- **Input material**
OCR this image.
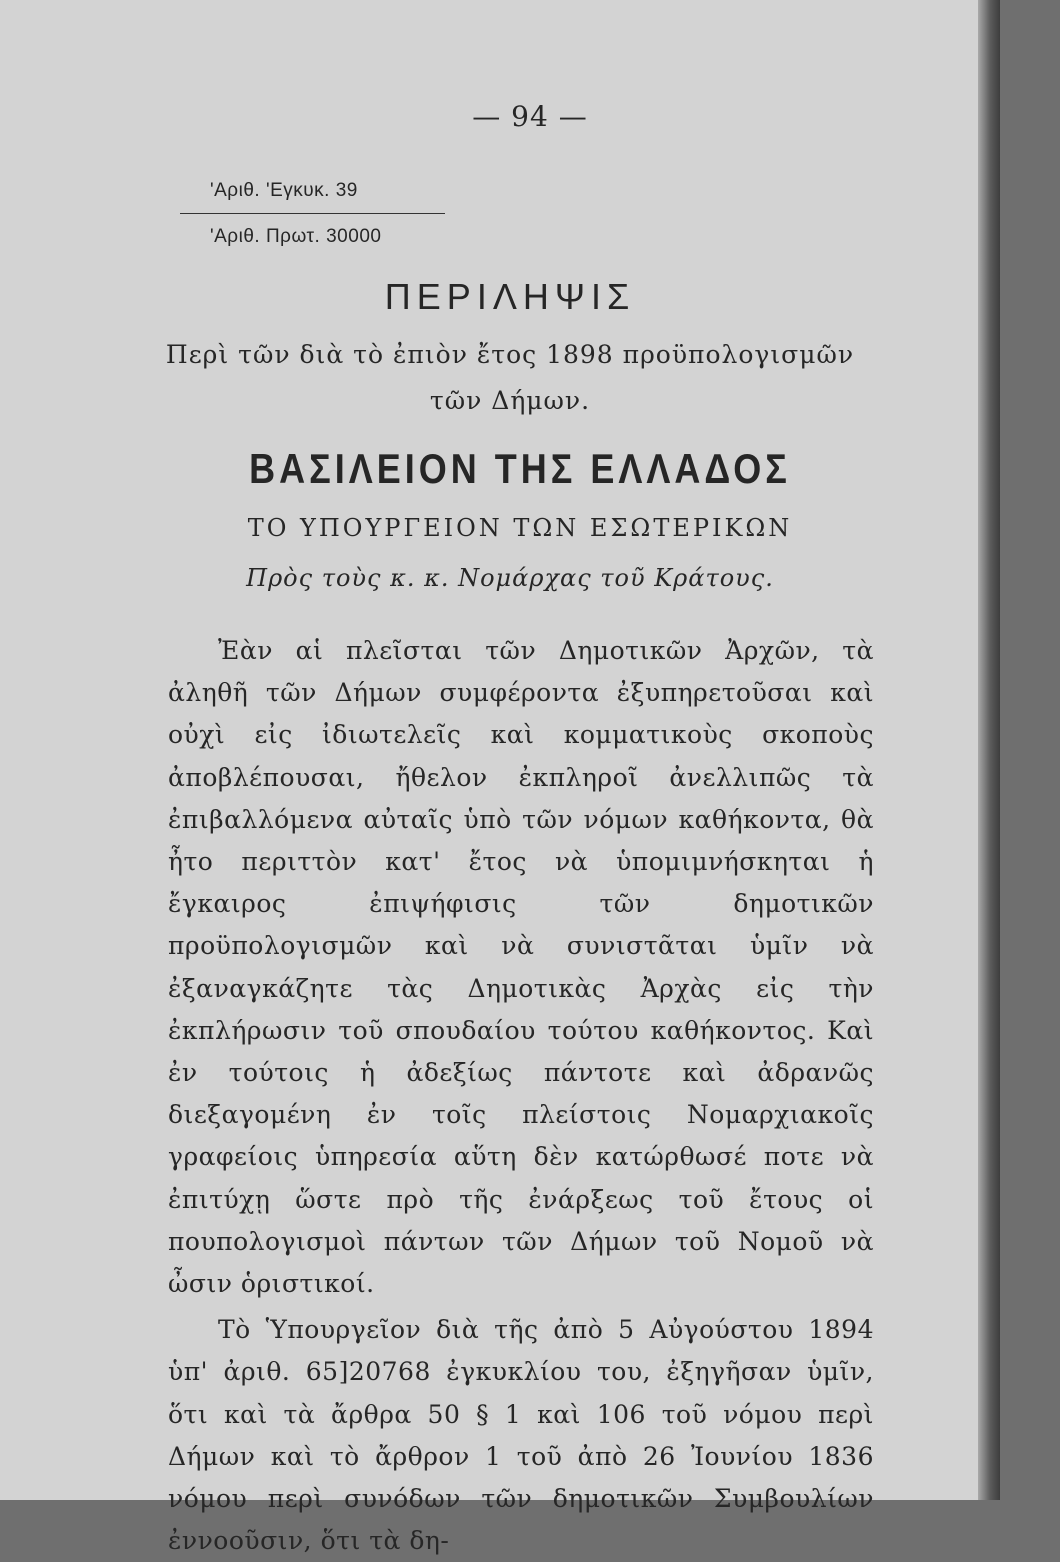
— 94 —
'Αριθ. 'Εγκυκ. 39
'Αριθ. Πρωτ. 30000
ΠΕΡΙΛΗΨΙΣ
Περὶ τῶν διὰ τὸ ἐπιὸν ἔτος 1898 προϋπολογισμῶν
τῶν Δήμων.
ΒΑΣΙΛΕΙΟΝ ΤΗΣ ΕΛΛΑΔΟΣ
ΤΟ ΥΠΟΥΡΓΕΙΟΝ ΤΩΝ ΕΣΩΤΕΡΙΚΩΝ
Πρὸς τοὺς κ. κ. Νομάρχας τοῦ Κράτους.

Ἐὰν αἱ πλεῖσται τῶν Δημοτικῶν Ἀρχῶν, τὰ ἀληθῆ τῶν Δήμων συμφέροντα ἐξυπηρετοῦσαι καὶ οὐχὶ εἰς ἰδιωτελεῖς καὶ κομματικοὺς σκοποὺς ἀποβλέπουσαι, ἤθελον ἐκπληροῖ ἀνελλιπῶς τὰ ἐπιβαλλόμενα αὐταῖς ὑπὸ τῶν νόμων καθήκοντα, θὰ ἦτο περιττὸν κατ' ἔτος νὰ ὑπομιμνήσκηται ἡ ἔγκαιρος ἐπιψήφισις τῶν δημοτικῶν προϋπολογισμῶν καὶ νὰ συνιστᾶται ὑμῖν νὰ ἐξαναγκάζητε τὰς Δημοτικὰς Ἀρχὰς εἰς τὴν ἐκπλήρωσιν τοῦ σπουδαίου τούτου καθήκοντος. Καὶ ἐν τούτοις ἡ ἀδεξίως πάντοτε καὶ ἀδρανῶς διεξαγομένη ἐν τοῖς πλείστοις Νομαρχιακοῖς γραφείοις ὑπηρεσία αὕτη δὲν κατώρθωσέ ποτε νὰ ἐπιτύχῃ ὥστε πρὸ τῆς ἐνάρξεως τοῦ ἔτους οἱ πουπολογισμοὶ πάντων τῶν Δήμων τοῦ Νομοῦ νὰ ὦσιν ὁριστικοί.

Τὸ Ὑπουργεῖον διὰ τῆς ἀπὸ 5 Αὐγούστου 1894 ὑπ' ἀριθ. 65]20768 ἐγκυκλίου του, ἐξηγῆσαν ὑμῖν, ὅτι καὶ τὰ ἄρθρα 50 § 1 καὶ 106 τοῦ νόμου περὶ Δήμων καὶ τὸ ἄρθρον 1 τοῦ ἀπὸ 26 Ἰουνίου 1836 νόμου περὶ συνόδων τῶν δημοτικῶν Συμβουλίων ἐννοοῦσιν, ὅτι τὰ δη-
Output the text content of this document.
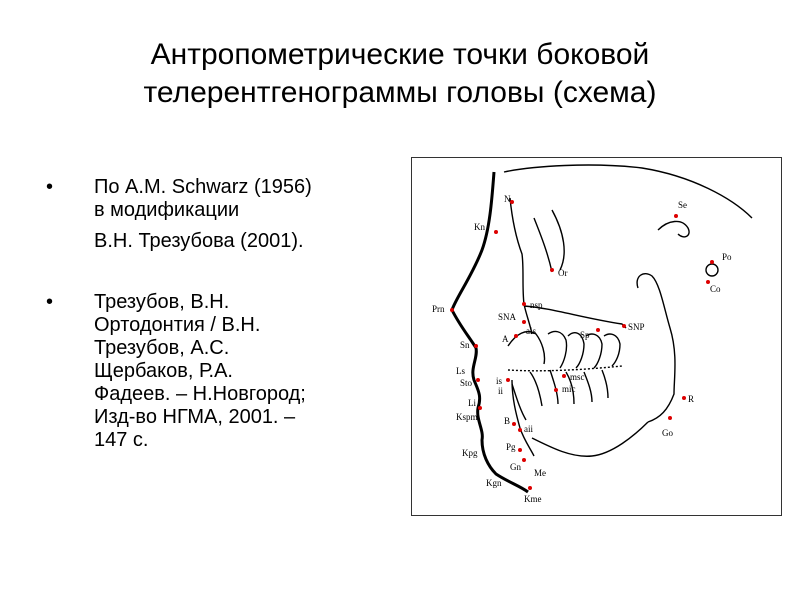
Антропометрические точки боковой
телерентгенограммы головы (схема)
•	По А.М. Schwarz (1956)
в модификации
В.Н. Трезубова (2001).
•	Трезубов, В.Н.
Ортодонтия / В.Н.
Трезубов, А.С.
Щербаков, Р.А.
Фадеев. – Н.Новгород;
Изд-во НГМА, 2001. –
147 с.
N
Kn
Se
Or
Po
Co
Prn	nsp
SNA
Sp
SNP
A
ais
Sn
Ls
Sto	is
ii
msc
mic
Li
Kspm	B
aii
R
Go
Pg
Kpg
Gn
Me
Kgn
Kme
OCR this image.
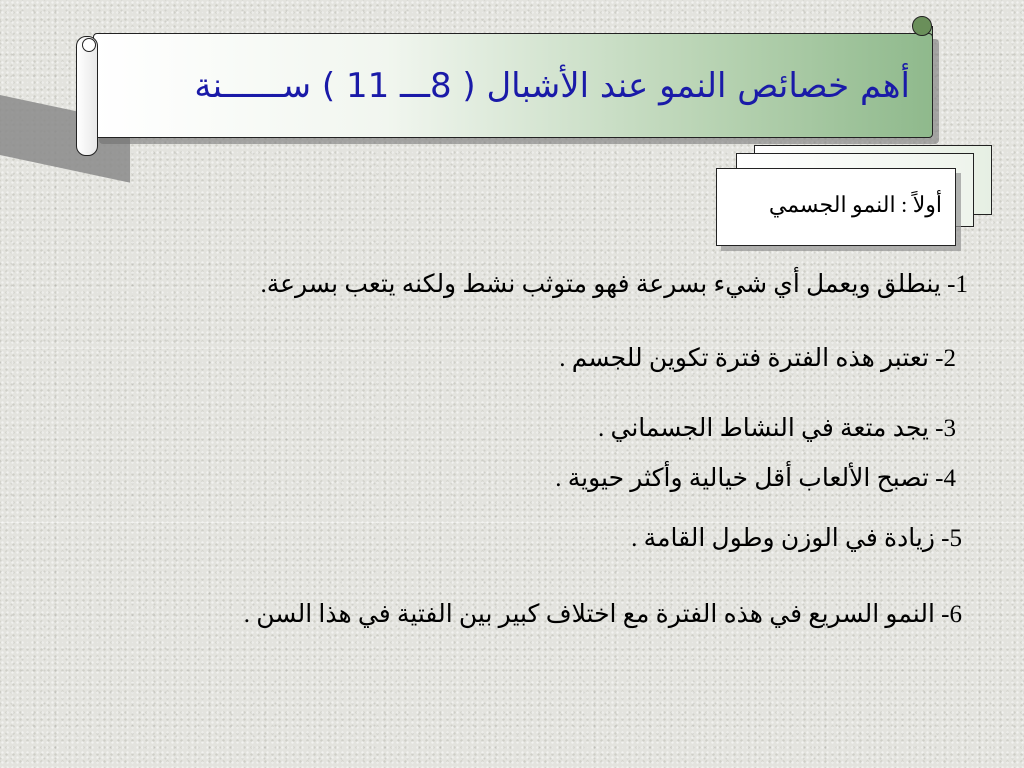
أهم خصائص النمو عند الأشبال ( 8ـــ 11 ) ســــــنة
أولاً : النمو الجسمي
1- ينطلق ويعمل أي شيء بسرعة فهو متوثب نشط ولكنه يتعب بسرعة.
2- تعتبر هذه الفترة فترة تكوين للجسم .
3- يجد متعة في النشاط الجسماني .
4- تصبح الألعاب أقل خيالية وأكثر حيوية .
5- زيادة في الوزن وطول القامة .
6- النمو السريع في هذه الفترة مع اختلاف كبير بين الفتية في هذا السن .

- **What you will do**
Leave out every picture and copy the rest of the records exactly.

- **Complete answer**
OCR this image.
— 94 —
'Αριθ. 'Εγκυκ. 39
'Αριθ. Πρωτ. 30000
ΠΕΡΙΛΗΨΙΣ
Περὶ τῶν διὰ τὸ ἐπιὸν ἔτος 1898 προϋπολογισμῶν
τῶν Δήμων.
ΒΑΣΙΛΕΙΟΝ ΤΗΣ ΕΛΛΑΔΟΣ
ΤΟ ΥΠΟΥΡΓΕΙΟΝ ΤΩΝ ΕΣΩΤΕΡΙΚΩΝ
Πρὸς τοὺς κ. κ. Νομάρχας τοῦ Κράτους.

Ἐὰν αἱ πλεῖσται τῶν Δημοτικῶν Ἀρχῶν, τὰ ἀληθῆ τῶν Δήμων συμφέροντα ἐξυπηρετοῦσαι καὶ οὐχὶ εἰς ἰδιωτελεῖς καὶ κομματικοὺς σκοποὺς ἀποβλέπουσαι, ἤθελον ἐκπληροῖ ἀνελλιπῶς τὰ ἐπιβαλλόμενα αὐταῖς ὑπὸ τῶν νόμων καθήκοντα, θὰ ἦτο περιττὸν κατ' ἔτος νὰ ὑπομιμνήσκηται ἡ ἔγκαιρος ἐπιψήφισις τῶν δημοτικῶν προϋπολογισμῶν καὶ νὰ συνιστᾶται ὑμῖν νὰ ἐξαναγκάζητε τὰς Δημοτικὰς Ἀρχὰς εἰς τὴν ἐκπλήρωσιν τοῦ σπουδαίου τούτου καθήκοντος. Καὶ ἐν τούτοις ἡ ἀδεξίως πάντοτε καὶ ἀδρανῶς διεξαγομένη ἐν τοῖς πλείστοις Νομαρχιακοῖς γραφείοις ὑπηρεσία αὕτη δὲν κατώρθωσέ ποτε νὰ ἐπιτύχῃ ὥστε πρὸ τῆς ἐνάρξεως τοῦ ἔτους οἱ πουπολογισμοὶ πάντων τῶν Δήμων τοῦ Νομοῦ νὰ ὦσιν ὁριστικοί.

Τὸ Ὑπουργεῖον διὰ τῆς ἀπὸ 5 Αὐγούστου 1894 ὑπ' ἀριθ. 65]20768 ἐγκυκλίου του, ἐξηγῆσαν ὑμῖν, ὅτι καὶ τὰ ἄρθρα 50 § 1 καὶ 106 τοῦ νόμου περὶ Δήμων καὶ τὸ ἄρθρον 1 τοῦ ἀπὸ 26 Ἰουνίου 1836 νόμου περὶ συνόδων τῶν δημοτικῶν Συμβουλίων ἐννοοῦσιν, ὅτι τὰ δη-
Output the text content of this document.
Антропометрические точки боковой
телерентгенограммы головы (схема)
•	По А.М. Schwarz (1956)
в модификации
В.Н. Трезубова (2001).
•	Трезубов, В.Н.
Ортодонтия / В.Н.
Трезубов, А.С.
Щербаков, Р.А.
Фадеев. – Н.Новгород;
Изд-во НГМА, 2001. –
147 с.
N
Kn
Se
Or
Po
Co
Prn	nsp
SNA
Sp
SNP
A
ais
Sn
Ls
Sto	is
ii
msc
mic
Li
Kspm	B
aii
R
Go
Pg
Kpg
Gn
Me
Kgn
Kme
OCR this image.
أهم خصائص النمو عند الأشبال ( 8ـــ 11 ) ســــــنة
أولاً : النمو الجسمي
1- ينطلق ويعمل أي شيء بسرعة فهو متوثب نشط ولكنه يتعب بسرعة.
2- تعتبر هذه الفترة فترة تكوين للجسم .
3- يجد متعة في النشاط الجسماني .
4- تصبح الألعاب أقل خيالية وأكثر حيوية .
5- زيادة في الوزن وطول القامة .
6- النمو السريع في هذه الفترة مع اختلاف كبير بين الفتية في هذا السن .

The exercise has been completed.